## WORK TO COMPLETE
Return the material word for word. Do not include pictures.

## INPUT FOR THIS TASK
>> BEGIN

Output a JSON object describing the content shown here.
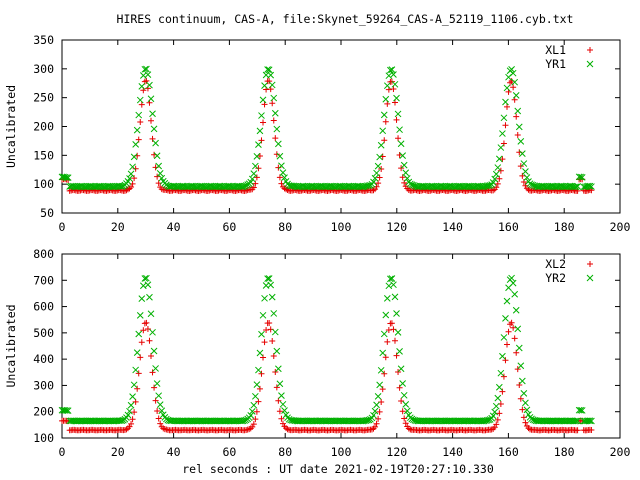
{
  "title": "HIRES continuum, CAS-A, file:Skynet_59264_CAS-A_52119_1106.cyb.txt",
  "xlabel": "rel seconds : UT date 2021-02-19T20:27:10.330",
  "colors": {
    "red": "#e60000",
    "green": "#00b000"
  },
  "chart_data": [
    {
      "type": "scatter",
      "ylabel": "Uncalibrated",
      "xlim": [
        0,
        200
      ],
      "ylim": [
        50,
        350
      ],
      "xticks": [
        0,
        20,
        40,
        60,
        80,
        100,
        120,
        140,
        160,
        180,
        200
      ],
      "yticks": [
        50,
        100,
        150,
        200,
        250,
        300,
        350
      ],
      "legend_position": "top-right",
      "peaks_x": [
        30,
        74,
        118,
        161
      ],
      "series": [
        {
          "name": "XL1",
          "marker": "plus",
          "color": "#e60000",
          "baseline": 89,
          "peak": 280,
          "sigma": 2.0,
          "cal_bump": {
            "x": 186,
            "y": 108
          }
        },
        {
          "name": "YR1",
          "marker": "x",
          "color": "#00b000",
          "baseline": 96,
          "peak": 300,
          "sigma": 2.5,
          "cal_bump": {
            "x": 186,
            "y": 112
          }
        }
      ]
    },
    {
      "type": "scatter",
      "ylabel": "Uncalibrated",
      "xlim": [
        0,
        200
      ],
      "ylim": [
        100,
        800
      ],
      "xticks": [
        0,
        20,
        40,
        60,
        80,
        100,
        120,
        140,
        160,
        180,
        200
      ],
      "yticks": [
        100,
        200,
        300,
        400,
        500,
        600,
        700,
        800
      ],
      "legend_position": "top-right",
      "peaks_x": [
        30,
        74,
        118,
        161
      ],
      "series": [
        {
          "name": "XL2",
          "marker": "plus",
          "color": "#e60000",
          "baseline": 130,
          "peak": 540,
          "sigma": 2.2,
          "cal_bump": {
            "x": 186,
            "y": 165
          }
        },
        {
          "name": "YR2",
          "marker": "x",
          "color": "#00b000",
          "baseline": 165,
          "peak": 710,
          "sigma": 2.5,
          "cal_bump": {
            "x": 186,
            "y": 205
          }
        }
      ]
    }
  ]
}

>> END

## EXERCISE ANSWER
Output a JSON object describing the content shown here.
{
  "title": "HIRES continuum, CAS-A, file:Skynet_59264_CAS-A_52119_1106.cyb.txt",
  "xlabel": "rel seconds : UT date 2021-02-19T20:27:10.330",
  "colors": {
    "red": "#e60000",
    "green": "#00b000"
  },
  "chart_data": [
    {
      "type": "scatter",
      "ylabel": "Uncalibrated",
      "xlim": [
        0,
        200
      ],
      "ylim": [
        50,
        350
      ],
      "xticks": [
        0,
        20,
        40,
        60,
        80,
        100,
        120,
        140,
        160,
        180,
        200
      ],
      "yticks": [
        50,
        100,
        150,
        200,
        250,
        300,
        350
      ],
      "legend_position": "top-right",
      "peaks_x": [
        30,
        74,
        118,
        161
      ],
      "series": [
        {
          "name": "XL1",
          "marker": "plus",
          "color": "#e60000",
          "baseline": 89,
          "peak": 280,
          "sigma": 2.0,
          "cal_bump": {
            "x": 186,
            "y": 108
          }
        },
        {
          "name": "YR1",
          "marker": "x",
          "color": "#00b000",
          "baseline": 96,
          "peak": 300,
          "sigma": 2.5,
          "cal_bump": {
            "x": 186,
            "y": 112
          }
        }
      ]
    },
    {
      "type": "scatter",
      "ylabel": "Uncalibrated",
      "xlim": [
        0,
        200
      ],
      "ylim": [
        100,
        800
      ],
      "xticks": [
        0,
        20,
        40,
        60,
        80,
        100,
        120,
        140,
        160,
        180,
        200
      ],
      "yticks": [
        100,
        200,
        300,
        400,
        500,
        600,
        700,
        800
      ],
      "legend_position": "top-right",
      "peaks_x": [
        30,
        74,
        118,
        161
      ],
      "series": [
        {
          "name": "XL2",
          "marker": "plus",
          "color": "#e60000",
          "baseline": 130,
          "peak": 540,
          "sigma": 2.2,
          "cal_bump": {
            "x": 186,
            "y": 165
          }
        },
        {
          "name": "YR2",
          "marker": "x",
          "color": "#00b000",
          "baseline": 165,
          "peak": 710,
          "sigma": 2.5,
          "cal_bump": {
            "x": 186,
            "y": 205
          }
        }
      ]
    }
  ]
}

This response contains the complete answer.